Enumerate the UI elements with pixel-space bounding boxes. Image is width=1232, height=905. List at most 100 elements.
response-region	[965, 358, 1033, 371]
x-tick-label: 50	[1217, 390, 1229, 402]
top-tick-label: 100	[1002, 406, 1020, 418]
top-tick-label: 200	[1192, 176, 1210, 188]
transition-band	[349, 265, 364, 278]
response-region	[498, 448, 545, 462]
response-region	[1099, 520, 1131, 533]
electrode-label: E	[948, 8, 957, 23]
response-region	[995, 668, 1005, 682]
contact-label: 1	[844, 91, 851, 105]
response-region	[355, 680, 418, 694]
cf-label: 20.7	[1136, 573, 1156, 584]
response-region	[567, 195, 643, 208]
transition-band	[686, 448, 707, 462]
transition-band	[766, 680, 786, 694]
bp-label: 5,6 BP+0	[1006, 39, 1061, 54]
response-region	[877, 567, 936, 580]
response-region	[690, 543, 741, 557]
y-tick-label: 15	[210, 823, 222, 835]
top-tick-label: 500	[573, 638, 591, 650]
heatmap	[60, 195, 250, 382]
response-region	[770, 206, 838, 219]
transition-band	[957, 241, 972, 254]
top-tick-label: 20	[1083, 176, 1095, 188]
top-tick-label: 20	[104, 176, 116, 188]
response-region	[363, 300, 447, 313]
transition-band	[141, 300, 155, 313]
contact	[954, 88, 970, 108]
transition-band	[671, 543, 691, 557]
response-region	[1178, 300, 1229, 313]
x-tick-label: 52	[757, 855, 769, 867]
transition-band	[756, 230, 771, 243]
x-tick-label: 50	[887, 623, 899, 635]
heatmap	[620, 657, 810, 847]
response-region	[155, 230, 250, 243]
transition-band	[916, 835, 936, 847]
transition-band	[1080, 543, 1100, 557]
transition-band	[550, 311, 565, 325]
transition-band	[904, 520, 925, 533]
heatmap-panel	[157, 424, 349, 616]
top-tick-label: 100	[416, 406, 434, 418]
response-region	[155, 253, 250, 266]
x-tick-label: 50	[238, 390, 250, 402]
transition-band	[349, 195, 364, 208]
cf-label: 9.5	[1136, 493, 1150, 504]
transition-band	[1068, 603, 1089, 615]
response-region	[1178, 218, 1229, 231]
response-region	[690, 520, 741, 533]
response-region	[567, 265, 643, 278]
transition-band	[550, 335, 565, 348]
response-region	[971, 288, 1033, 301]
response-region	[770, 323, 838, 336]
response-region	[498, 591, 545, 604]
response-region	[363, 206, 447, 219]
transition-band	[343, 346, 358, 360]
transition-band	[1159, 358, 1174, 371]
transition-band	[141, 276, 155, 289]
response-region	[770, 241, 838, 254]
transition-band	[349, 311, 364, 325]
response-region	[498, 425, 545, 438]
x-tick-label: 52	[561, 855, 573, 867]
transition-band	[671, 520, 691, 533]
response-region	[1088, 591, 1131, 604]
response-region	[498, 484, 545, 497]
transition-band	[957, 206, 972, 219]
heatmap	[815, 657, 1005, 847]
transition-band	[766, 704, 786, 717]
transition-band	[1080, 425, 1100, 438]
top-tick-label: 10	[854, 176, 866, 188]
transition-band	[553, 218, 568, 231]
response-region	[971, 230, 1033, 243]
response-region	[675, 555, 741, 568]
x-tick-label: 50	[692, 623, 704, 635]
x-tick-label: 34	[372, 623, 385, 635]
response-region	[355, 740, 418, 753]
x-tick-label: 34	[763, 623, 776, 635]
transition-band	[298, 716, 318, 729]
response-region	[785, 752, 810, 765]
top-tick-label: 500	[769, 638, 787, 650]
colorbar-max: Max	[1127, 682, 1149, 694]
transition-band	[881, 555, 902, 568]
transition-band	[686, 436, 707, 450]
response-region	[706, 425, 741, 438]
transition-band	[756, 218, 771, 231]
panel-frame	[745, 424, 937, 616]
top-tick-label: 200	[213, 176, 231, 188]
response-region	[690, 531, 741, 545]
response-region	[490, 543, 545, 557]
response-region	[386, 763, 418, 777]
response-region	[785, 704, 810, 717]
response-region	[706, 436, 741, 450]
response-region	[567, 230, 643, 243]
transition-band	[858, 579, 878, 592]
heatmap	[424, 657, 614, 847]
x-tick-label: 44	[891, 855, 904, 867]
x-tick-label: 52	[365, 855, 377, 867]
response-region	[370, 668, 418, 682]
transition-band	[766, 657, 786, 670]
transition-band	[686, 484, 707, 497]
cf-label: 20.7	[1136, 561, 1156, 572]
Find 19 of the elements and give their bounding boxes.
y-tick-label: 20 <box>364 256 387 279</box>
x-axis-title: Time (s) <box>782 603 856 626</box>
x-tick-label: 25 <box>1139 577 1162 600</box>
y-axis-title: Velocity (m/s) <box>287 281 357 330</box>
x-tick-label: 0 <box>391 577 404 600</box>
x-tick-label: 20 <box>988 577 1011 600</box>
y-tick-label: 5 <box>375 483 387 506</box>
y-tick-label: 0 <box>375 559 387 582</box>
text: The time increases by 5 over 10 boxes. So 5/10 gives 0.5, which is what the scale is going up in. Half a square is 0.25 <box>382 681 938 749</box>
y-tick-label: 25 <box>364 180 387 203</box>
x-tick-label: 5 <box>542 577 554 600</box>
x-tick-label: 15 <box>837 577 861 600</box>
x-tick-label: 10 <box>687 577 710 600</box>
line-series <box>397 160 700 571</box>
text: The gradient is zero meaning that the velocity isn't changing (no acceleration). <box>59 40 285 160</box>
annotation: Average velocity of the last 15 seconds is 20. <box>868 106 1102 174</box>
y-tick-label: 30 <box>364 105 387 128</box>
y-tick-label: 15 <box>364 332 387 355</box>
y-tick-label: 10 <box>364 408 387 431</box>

TASK DIRECTIONS
Please print every one of the entries above again, keeping each line unchanged.

REPLY
Enumerate the UI elements with pixel-space bounding boxes. Image is width=1232, height=905. List at most 100 elements.
response-region	[965, 358, 1033, 371]
x-tick-label: 50	[1217, 390, 1229, 402]
top-tick-label: 100	[1002, 406, 1020, 418]
top-tick-label: 200	[1192, 176, 1210, 188]
transition-band	[349, 265, 364, 278]
response-region	[498, 448, 545, 462]
response-region	[1099, 520, 1131, 533]
electrode-label: E	[948, 8, 957, 23]
response-region	[995, 668, 1005, 682]
contact-label: 1	[844, 91, 851, 105]
response-region	[355, 680, 418, 694]
cf-label: 20.7	[1136, 573, 1156, 584]
response-region	[567, 195, 643, 208]
transition-band	[686, 448, 707, 462]
transition-band	[766, 680, 786, 694]
bp-label: 5,6 BP+0	[1006, 39, 1061, 54]
response-region	[877, 567, 936, 580]
response-region	[690, 543, 741, 557]
y-tick-label: 15	[210, 823, 222, 835]
top-tick-label: 500	[573, 638, 591, 650]
heatmap	[60, 195, 250, 382]
response-region	[770, 206, 838, 219]
transition-band	[957, 241, 972, 254]
top-tick-label: 20	[1083, 176, 1095, 188]
top-tick-label: 20	[104, 176, 116, 188]
response-region	[363, 300, 447, 313]
transition-band	[141, 300, 155, 313]
contact	[954, 88, 970, 108]
transition-band	[671, 543, 691, 557]
response-region	[1178, 300, 1229, 313]
x-tick-label: 52	[757, 855, 769, 867]
transition-band	[756, 230, 771, 243]
x-tick-label: 50	[887, 623, 899, 635]
heatmap	[620, 657, 810, 847]
response-region	[155, 230, 250, 243]
transition-band	[916, 835, 936, 847]
transition-band	[1080, 543, 1100, 557]
transition-band	[550, 311, 565, 325]
transition-band	[904, 520, 925, 533]
heatmap-panel	[157, 424, 349, 616]
top-tick-label: 100	[416, 406, 434, 418]
response-region	[155, 253, 250, 266]
x-tick-label: 50	[238, 390, 250, 402]
transition-band	[349, 195, 364, 208]
cf-label: 9.5	[1136, 493, 1150, 504]
transition-band	[1068, 603, 1089, 615]
response-region	[1178, 218, 1229, 231]
response-region	[690, 520, 741, 533]
response-region	[567, 265, 643, 278]
transition-band	[550, 335, 565, 348]
response-region	[971, 288, 1033, 301]
response-region	[770, 323, 838, 336]
response-region	[498, 591, 545, 604]
response-region	[363, 206, 447, 219]
transition-band	[343, 346, 358, 360]
transition-band	[1159, 358, 1174, 371]
transition-band	[141, 276, 155, 289]
response-region	[770, 241, 838, 254]
transition-band	[349, 311, 364, 325]
response-region	[498, 425, 545, 438]
x-tick-label: 52	[561, 855, 573, 867]
transition-band	[671, 520, 691, 533]
response-region	[1088, 591, 1131, 604]
response-region	[498, 484, 545, 497]
transition-band	[957, 206, 972, 219]
heatmap	[815, 657, 1005, 847]
transition-band	[766, 704, 786, 717]
transition-band	[1080, 425, 1100, 438]
top-tick-label: 10	[854, 176, 866, 188]
transition-band	[553, 218, 568, 231]
response-region	[971, 230, 1033, 243]
response-region	[675, 555, 741, 568]
x-tick-label: 50	[692, 623, 704, 635]
x-tick-label: 34	[372, 623, 385, 635]
response-region	[355, 740, 418, 753]
x-tick-label: 34	[763, 623, 776, 635]
transition-band	[298, 716, 318, 729]
response-region	[785, 752, 810, 765]
top-tick-label: 500	[769, 638, 787, 650]
colorbar-max: Max	[1127, 682, 1149, 694]
transition-band	[881, 555, 902, 568]
transition-band	[686, 436, 707, 450]
response-region	[706, 425, 741, 438]
transition-band	[756, 218, 771, 231]
panel-frame	[745, 424, 937, 616]
top-tick-label: 200	[213, 176, 231, 188]
response-region	[690, 531, 741, 545]
response-region	[490, 543, 545, 557]
response-region	[386, 763, 418, 777]
response-region	[785, 704, 810, 717]
response-region	[706, 436, 741, 450]
response-region	[567, 230, 643, 243]
transition-band	[858, 579, 878, 592]
heatmap	[424, 657, 614, 847]
x-tick-label: 44	[891, 855, 904, 867]
x-tick-label: 52	[365, 855, 377, 867]
response-region	[370, 668, 418, 682]
transition-band	[766, 657, 786, 670]
transition-band	[686, 484, 707, 497]
cf-label: 20.7	[1136, 561, 1156, 572]
Find 19 of the elements and give their bounding boxes.
y-tick-label: 20 <box>364 256 387 279</box>
x-axis-title: Time (s) <box>782 603 856 626</box>
x-tick-label: 25 <box>1139 577 1162 600</box>
y-axis-title: Velocity (m/s) <box>287 281 357 330</box>
x-tick-label: 0 <box>391 577 404 600</box>
x-tick-label: 20 <box>988 577 1011 600</box>
y-tick-label: 5 <box>375 483 387 506</box>
y-tick-label: 0 <box>375 559 387 582</box>
text: The time increases by 5 over 10 boxes. So 5/10 gives 0.5, which is what the scale is going up in. Half a square is 0.25 <box>382 681 938 749</box>
y-tick-label: 25 <box>364 180 387 203</box>
x-tick-label: 5 <box>542 577 554 600</box>
x-tick-label: 15 <box>837 577 861 600</box>
x-tick-label: 10 <box>687 577 710 600</box>
line-series <box>397 160 700 571</box>
text: The gradient is zero meaning that the velocity isn't changing (no acceleration). <box>59 40 285 160</box>
annotation: Average velocity of the last 15 seconds is 20. <box>868 106 1102 174</box>
y-tick-label: 30 <box>364 105 387 128</box>
y-tick-label: 15 <box>364 332 387 355</box>
y-tick-label: 10 <box>364 408 387 431</box>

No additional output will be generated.